* Objective:
Output the full listing word for word.

** BEGIN **

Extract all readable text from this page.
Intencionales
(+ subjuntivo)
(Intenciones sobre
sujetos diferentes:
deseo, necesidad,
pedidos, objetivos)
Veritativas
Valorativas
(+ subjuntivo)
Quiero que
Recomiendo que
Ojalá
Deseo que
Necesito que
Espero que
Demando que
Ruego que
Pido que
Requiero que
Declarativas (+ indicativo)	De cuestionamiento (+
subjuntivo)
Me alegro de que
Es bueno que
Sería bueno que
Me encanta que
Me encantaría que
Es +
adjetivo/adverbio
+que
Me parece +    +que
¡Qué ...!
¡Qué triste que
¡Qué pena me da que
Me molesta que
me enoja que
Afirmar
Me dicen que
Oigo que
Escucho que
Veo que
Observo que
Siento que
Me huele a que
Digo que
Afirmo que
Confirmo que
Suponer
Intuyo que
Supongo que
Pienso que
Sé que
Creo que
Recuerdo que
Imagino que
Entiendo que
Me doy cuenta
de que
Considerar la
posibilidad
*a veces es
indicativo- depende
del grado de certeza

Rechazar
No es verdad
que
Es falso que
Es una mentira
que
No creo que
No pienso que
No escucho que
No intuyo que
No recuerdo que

** END **

* Result below:
Extract all readable text from this page.
Intencionales
(+ subjuntivo)
(Intenciones sobre
sujetos diferentes:
deseo, necesidad,
pedidos, objetivos)
Veritativas
Valorativas
(+ subjuntivo)
Quiero que
Recomiendo que
Ojalá
Deseo que
Necesito que
Espero que
Demando que
Ruego que
Pido que
Requiero que
Declarativas (+ indicativo)	De cuestionamiento (+
subjuntivo)
Me alegro de que
Es bueno que
Sería bueno que
Me encanta que
Me encantaría que
Es +
adjetivo/adverbio
+que
Me parece +    +que
¡Qué ...!
¡Qué triste que
¡Qué pena me da que
Me molesta que
me enoja que
Afirmar
Me dicen que
Oigo que
Escucho que
Veo que
Observo que
Siento que
Me huele a que
Digo que
Afirmo que
Confirmo que
Suponer
Intuyo que
Supongo que
Pienso que
Sé que
Creo que
Recuerdo que
Imagino que
Entiendo que
Me doy cuenta
de que
Considerar la
posibilidad
*a veces es
indicativo- depende
del grado de certeza

Rechazar
No es verdad
que
Es falso que
Es una mentira
que
No creo que
No pienso que
No escucho que
No intuyo que
No recuerdo que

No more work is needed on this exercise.